(Text for analysis)
I can't leave it in the car because he also uses it and one of the first places he opens is the trunk. I just sneak it in piece meal and he never notices.


----------



## pattys76 (Apr 7, 2011)

Jessica-Jean said:


> Why do we sneak around? Do male knitters sneak _their_ yarn purchases into a hiding space? I'll bet they don't! Over 50 years of women's liberation and we're _still_ skulking about??!! Does it take overwhelming doses of testosterone to grow a backbone??!!


I don't hide my yarn purchases. I don't buy very often and when I do I have such a small amount of stash (It all fits into one laundry basket and two totes), I have a project for it. I also tell him before I go buy it.


----------



## pattys76 (Apr 7, 2011)

Schipperke said:


> I can't do that sort of thing. I always tell my husband what I've bought because of one reason. He goes out and buys something like an expensive camera, doesn't tell me and then when I do find out, tries to lie about it. It has caused so much upset and loss of faith, that now I find it very hard to forgive. We've been married for 40 years and together for 45. I always trusted him in the past, then this started to happen and to be honest I'm extremely unhappy now. I'm suspicious about everything because my faith has been broken. It's not the buying, it's the hiding then the lying.
> Sorry to put a damper on what seems an innocent game.


That's exactly why I don't hide it either. I haven't lied to him in 36 years of marriage, not going to start now. When we first got married I desperately wanted to have a baby, but he talked me into going on the pill and waiting a while. My sister told me that I COULD just not take them and tell him that they aren't 100% foolproof. I told her that I'm not ging to start out a marriage on a lie.


----------



## nanma esther (Aug 22, 2011)

nbaker said:


> Kathie said:
> 
> 
> > Hey, It doesn't spoil and it's cheaper than therapy. He should be happy you are so easy to keep happy.
> ...
(End Text for analysis)
> **What you will do**: Quote the part of the forum thread about hiding yarn purchases, starting with "I don't hide my" and going on through "then the lying.".
(Data to examine)
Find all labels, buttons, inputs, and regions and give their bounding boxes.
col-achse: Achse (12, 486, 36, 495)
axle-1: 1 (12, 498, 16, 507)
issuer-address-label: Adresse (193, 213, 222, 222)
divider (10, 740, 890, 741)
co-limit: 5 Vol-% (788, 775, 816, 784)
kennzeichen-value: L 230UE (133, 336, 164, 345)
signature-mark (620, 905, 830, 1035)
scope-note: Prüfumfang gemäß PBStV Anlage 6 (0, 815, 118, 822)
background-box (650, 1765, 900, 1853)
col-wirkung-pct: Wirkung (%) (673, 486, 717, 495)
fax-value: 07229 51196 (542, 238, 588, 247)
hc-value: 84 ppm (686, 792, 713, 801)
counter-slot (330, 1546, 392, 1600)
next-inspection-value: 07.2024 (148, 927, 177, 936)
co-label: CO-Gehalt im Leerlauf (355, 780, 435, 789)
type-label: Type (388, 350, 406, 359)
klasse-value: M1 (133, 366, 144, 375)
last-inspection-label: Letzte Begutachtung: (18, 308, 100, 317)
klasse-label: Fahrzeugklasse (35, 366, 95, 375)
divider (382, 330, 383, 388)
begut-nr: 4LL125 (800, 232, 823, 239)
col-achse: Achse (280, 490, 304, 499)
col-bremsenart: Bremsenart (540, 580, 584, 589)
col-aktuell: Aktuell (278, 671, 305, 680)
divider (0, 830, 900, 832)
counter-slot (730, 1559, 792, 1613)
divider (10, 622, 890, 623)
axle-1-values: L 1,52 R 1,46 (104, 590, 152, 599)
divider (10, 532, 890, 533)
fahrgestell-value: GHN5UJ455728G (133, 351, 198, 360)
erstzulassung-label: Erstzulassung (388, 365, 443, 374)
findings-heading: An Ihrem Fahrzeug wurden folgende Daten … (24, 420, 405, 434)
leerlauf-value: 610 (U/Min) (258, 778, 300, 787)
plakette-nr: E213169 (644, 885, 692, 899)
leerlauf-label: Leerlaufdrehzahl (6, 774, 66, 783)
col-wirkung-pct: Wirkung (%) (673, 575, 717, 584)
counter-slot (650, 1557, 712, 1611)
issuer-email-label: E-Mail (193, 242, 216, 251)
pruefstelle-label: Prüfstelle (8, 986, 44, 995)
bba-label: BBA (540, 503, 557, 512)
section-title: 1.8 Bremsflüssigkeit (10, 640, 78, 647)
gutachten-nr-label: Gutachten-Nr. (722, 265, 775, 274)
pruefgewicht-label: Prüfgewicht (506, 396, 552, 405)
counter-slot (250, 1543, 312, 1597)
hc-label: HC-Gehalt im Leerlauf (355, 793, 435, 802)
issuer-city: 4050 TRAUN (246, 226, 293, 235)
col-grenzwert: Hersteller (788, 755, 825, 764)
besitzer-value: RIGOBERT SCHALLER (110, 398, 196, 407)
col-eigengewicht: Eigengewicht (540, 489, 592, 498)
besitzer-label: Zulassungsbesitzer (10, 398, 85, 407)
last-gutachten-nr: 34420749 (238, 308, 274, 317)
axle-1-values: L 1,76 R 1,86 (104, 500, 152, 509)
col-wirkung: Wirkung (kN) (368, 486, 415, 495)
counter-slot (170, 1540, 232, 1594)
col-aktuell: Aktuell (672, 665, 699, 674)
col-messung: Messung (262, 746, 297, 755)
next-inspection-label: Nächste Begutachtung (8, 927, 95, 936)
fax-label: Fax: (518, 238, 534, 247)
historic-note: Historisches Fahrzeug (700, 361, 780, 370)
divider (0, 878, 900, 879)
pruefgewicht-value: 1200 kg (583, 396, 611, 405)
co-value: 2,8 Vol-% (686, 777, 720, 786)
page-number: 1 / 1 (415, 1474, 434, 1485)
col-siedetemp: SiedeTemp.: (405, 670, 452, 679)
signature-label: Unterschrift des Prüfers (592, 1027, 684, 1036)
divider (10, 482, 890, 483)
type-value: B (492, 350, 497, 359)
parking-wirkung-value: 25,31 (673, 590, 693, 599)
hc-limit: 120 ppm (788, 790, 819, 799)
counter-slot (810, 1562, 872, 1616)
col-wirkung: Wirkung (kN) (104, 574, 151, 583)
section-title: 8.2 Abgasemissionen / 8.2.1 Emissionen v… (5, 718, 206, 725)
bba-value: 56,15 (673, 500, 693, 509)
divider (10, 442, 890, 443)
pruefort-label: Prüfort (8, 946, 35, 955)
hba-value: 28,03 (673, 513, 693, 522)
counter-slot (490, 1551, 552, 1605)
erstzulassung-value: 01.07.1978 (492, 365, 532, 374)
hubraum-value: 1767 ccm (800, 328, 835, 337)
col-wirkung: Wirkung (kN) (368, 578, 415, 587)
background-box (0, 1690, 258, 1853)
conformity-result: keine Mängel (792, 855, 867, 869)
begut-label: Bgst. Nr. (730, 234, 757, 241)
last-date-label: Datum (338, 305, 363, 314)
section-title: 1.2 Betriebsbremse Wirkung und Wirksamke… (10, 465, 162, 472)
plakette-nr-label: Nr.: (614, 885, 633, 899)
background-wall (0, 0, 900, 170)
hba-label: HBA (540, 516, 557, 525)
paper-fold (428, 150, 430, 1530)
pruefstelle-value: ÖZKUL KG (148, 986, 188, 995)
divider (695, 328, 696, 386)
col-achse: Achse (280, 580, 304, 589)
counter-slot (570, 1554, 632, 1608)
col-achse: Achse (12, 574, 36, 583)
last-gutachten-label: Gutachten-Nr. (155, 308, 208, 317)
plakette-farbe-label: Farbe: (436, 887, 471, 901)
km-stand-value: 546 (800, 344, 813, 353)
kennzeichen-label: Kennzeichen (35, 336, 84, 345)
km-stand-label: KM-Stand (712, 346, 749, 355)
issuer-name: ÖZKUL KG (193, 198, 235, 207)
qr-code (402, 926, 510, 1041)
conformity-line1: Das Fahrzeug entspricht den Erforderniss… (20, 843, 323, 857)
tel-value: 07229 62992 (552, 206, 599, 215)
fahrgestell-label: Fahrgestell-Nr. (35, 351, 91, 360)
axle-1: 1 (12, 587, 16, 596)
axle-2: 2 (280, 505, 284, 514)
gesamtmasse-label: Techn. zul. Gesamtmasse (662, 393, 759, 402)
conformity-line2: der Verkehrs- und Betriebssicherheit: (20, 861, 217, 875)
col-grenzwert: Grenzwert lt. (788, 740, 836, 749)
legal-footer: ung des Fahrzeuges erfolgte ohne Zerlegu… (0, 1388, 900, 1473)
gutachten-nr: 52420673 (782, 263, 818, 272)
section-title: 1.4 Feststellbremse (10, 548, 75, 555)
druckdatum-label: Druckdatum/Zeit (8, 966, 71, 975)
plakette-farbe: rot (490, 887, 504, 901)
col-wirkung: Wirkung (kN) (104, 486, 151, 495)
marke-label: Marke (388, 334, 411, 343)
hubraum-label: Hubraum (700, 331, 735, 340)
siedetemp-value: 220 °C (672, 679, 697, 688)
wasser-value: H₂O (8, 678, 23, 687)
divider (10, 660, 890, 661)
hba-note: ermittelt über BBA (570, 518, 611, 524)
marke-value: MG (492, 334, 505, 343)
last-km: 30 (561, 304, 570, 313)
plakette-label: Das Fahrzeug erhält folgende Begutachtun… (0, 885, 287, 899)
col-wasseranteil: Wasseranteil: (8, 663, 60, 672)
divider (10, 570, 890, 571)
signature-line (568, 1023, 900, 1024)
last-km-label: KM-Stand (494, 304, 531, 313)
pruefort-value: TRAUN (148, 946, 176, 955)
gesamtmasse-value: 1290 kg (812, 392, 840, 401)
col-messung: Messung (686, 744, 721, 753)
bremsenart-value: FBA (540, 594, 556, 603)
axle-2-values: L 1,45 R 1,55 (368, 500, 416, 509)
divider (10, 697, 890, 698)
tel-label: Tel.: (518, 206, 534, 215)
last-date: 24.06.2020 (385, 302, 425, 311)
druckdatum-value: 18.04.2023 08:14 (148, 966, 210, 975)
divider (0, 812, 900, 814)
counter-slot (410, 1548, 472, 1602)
(End Data to examine)
> **Exercise result**:
I don't hide my yarn purchases. I don't buy very often and when I do I have such a small amount of stash (It all fits into one laundry basket and two totes), I have a project for it. I also tell him before I go buy it.


----------



## pattys76 (Apr 7, 2011)

Schipperke said:


> I can't do that sort of thing. I always tell my husband what I've bought because of one reason. He goes out and buys something like an expensive camera, doesn't tell me and then when I do find out, tries to lie about it. It has caused so much upset and loss of faith, that now I find it very hard to forgive. We've been married for 40 years and together for 45. I always trusted him in the past, then this started to happen and to be honest I'm extremely unhappy now. I'm suspicious about everything because my faith has been broken. It's not the buying, it's the hiding then the lying.